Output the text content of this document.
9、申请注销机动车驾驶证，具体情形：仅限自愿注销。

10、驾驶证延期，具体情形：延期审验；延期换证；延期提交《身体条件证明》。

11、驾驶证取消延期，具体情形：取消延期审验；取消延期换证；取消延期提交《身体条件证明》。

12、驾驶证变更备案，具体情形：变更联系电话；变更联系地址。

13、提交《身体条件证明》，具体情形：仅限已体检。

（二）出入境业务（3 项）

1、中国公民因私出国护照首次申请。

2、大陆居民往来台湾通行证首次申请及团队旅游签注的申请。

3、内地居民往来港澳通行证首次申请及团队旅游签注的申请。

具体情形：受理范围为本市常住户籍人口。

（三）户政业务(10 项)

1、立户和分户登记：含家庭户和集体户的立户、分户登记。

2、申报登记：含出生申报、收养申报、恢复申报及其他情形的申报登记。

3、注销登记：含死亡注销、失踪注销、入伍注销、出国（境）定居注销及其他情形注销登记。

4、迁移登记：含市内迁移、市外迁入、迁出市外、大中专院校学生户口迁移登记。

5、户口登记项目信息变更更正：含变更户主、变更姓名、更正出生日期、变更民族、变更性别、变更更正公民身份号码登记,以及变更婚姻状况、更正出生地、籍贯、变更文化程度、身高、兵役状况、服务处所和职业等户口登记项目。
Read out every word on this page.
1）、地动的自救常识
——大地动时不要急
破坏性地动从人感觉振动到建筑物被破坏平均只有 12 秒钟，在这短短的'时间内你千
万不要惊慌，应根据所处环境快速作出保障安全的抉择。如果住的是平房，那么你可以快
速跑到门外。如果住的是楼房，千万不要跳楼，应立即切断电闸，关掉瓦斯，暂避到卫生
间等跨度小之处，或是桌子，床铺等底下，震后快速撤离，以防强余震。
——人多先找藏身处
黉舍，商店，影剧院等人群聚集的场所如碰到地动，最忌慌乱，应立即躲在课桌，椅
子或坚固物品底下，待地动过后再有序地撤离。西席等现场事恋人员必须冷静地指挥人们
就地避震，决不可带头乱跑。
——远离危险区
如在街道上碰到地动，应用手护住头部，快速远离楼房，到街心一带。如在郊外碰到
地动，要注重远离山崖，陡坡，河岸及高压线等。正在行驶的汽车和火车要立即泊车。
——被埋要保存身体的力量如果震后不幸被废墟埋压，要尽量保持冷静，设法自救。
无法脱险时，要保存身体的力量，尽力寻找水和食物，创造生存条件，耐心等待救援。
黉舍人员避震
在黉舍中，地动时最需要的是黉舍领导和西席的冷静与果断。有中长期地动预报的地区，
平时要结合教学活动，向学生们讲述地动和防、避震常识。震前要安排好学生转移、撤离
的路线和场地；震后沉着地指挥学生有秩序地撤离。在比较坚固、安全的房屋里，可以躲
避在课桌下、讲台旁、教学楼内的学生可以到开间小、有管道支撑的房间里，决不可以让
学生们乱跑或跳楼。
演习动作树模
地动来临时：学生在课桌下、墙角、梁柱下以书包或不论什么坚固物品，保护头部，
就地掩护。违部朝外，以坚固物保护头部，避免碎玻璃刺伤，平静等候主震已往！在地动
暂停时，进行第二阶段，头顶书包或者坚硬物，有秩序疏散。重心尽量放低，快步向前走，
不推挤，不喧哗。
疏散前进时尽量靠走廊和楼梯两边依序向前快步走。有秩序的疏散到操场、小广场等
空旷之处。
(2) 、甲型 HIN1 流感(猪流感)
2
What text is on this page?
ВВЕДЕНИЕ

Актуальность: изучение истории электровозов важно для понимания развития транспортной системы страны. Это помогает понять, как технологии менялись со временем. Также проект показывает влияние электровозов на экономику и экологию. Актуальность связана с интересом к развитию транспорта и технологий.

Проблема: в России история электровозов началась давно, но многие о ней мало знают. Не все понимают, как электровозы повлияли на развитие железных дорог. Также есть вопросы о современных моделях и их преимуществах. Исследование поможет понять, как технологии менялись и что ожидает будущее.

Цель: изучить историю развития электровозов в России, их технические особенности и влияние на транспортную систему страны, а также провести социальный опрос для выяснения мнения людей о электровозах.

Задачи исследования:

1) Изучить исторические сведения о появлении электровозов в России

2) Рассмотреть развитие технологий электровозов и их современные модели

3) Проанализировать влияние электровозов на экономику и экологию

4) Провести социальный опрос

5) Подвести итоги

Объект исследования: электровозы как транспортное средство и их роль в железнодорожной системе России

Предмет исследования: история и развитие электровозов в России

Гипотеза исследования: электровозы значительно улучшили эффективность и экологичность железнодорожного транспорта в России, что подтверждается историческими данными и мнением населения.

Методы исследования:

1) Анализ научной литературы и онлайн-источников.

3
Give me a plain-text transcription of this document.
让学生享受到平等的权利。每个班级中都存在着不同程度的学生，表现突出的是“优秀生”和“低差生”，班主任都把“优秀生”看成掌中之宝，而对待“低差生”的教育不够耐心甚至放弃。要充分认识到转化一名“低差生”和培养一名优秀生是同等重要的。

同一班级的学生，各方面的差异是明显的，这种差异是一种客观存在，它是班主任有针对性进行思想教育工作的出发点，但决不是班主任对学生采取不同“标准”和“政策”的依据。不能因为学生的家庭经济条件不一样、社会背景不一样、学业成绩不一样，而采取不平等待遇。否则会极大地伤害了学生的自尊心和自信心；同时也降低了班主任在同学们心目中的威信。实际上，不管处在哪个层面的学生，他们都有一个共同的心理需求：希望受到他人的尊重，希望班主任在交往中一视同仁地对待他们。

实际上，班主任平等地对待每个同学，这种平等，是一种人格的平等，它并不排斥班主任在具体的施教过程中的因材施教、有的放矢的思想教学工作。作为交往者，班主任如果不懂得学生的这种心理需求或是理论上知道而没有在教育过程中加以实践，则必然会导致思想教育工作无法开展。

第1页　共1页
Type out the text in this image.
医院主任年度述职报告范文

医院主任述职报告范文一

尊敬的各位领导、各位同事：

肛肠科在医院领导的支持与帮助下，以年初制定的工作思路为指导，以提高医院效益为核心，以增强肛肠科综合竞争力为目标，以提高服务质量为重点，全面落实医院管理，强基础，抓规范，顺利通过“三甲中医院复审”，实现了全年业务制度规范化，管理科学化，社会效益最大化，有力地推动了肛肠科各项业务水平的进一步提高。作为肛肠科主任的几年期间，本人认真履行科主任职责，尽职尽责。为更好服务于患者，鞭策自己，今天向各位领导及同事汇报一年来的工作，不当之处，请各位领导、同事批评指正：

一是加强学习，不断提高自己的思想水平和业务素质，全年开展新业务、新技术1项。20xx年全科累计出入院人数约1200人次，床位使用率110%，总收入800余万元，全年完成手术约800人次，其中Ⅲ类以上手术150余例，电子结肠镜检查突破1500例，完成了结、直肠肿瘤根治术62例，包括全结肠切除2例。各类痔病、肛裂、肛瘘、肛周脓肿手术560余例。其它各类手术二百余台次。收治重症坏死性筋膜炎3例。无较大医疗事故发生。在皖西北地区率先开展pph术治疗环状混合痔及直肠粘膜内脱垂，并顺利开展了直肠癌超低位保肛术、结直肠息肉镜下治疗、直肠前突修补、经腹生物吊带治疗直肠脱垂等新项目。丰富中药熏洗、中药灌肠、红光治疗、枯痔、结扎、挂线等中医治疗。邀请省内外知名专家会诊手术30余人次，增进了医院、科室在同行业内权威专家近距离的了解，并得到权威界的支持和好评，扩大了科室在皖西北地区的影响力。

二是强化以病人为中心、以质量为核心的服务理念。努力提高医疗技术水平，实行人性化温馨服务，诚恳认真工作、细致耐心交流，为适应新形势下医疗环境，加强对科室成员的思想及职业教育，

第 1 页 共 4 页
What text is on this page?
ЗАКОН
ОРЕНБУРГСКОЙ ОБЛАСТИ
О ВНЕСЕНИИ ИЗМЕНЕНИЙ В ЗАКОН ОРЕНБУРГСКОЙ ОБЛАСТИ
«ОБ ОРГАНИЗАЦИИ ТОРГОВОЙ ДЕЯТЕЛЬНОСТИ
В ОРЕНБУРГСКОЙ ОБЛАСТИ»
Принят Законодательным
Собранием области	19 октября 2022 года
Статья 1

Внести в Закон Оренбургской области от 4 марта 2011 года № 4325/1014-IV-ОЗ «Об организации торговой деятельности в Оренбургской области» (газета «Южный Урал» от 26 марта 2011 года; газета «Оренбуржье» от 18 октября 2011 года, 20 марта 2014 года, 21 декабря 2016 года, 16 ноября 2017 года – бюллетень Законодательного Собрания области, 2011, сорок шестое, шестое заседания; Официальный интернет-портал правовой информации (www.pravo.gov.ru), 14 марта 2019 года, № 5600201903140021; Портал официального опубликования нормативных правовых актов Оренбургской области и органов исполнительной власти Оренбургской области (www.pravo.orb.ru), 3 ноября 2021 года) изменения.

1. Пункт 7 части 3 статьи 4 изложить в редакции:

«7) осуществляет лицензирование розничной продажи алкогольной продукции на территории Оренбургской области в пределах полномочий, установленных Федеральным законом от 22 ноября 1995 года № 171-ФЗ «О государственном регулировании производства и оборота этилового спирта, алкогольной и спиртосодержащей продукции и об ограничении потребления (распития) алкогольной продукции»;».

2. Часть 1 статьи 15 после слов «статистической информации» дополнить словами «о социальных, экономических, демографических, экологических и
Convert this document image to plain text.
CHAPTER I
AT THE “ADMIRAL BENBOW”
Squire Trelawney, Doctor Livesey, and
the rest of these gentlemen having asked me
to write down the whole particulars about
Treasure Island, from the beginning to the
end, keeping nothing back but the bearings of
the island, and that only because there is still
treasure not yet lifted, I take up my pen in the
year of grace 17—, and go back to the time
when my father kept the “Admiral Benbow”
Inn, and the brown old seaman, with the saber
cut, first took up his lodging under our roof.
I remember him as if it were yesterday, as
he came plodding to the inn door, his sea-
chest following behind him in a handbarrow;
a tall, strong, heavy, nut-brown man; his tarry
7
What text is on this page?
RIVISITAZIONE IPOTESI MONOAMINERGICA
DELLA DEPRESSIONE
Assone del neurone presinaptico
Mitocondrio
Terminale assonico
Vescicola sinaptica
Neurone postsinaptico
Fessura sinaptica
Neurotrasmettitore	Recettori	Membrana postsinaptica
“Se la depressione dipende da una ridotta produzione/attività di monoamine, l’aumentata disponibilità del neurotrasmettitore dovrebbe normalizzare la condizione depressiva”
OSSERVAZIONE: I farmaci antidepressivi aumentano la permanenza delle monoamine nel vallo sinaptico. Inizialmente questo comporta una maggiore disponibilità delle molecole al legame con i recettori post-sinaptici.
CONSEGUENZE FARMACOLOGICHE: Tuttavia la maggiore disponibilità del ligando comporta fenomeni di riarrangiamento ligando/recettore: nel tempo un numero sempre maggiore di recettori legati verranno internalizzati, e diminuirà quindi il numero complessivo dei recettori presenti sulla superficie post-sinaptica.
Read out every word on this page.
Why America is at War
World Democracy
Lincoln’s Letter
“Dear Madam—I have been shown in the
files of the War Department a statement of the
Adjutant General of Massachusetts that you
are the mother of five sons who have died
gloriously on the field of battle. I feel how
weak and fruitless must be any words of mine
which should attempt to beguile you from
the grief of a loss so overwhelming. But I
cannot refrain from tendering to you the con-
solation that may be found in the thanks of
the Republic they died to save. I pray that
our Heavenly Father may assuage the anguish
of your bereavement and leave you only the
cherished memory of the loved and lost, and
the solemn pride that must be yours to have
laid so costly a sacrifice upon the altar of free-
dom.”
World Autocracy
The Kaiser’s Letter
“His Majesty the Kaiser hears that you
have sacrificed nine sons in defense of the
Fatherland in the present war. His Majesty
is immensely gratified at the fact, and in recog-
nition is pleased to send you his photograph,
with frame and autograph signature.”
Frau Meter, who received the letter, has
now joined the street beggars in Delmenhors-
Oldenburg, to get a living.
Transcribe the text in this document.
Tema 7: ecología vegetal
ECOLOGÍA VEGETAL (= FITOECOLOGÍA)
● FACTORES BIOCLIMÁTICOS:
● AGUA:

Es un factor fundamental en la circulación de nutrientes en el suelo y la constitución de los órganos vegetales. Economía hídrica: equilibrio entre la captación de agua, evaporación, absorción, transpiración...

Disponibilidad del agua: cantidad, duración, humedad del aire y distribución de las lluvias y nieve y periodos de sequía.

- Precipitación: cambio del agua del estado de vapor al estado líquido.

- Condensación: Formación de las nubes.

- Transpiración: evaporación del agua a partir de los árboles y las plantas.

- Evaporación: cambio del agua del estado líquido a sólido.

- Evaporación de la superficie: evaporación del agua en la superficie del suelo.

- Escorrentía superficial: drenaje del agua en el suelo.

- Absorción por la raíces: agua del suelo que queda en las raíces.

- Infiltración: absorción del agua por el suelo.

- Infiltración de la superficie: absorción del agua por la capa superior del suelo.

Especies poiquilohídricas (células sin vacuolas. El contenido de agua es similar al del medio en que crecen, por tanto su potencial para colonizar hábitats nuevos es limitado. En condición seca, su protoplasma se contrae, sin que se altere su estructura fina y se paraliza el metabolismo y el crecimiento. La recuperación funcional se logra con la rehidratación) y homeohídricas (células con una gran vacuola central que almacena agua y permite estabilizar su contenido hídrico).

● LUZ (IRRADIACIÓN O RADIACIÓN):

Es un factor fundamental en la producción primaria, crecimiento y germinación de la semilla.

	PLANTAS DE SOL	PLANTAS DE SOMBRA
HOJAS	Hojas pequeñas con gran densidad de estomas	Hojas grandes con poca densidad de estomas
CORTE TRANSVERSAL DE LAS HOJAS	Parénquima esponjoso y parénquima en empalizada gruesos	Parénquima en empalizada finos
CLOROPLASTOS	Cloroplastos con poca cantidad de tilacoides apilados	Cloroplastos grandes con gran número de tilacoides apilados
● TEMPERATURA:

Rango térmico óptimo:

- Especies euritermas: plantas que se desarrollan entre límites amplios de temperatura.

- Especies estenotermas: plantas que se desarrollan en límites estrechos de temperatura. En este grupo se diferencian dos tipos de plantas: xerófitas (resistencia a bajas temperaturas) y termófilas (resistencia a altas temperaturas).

→ **STATED EXERCISE**:
Identify each line holding the string "исследования", and copy it out.

→ **SOLUTION TO THE EXERCISE**:
Задачи исследования:
Объект исследования: электровозы как транспортное средство и их роль в железнодорожной системе России
Предмет исследования: история и развитие электровозов в России
Гипотеза исследования: электровозы значительно улучшили эффективность и экологичность железнодорожного транспорта в России, что подтверждается историческими данными и мнением населения.
Методы исследования:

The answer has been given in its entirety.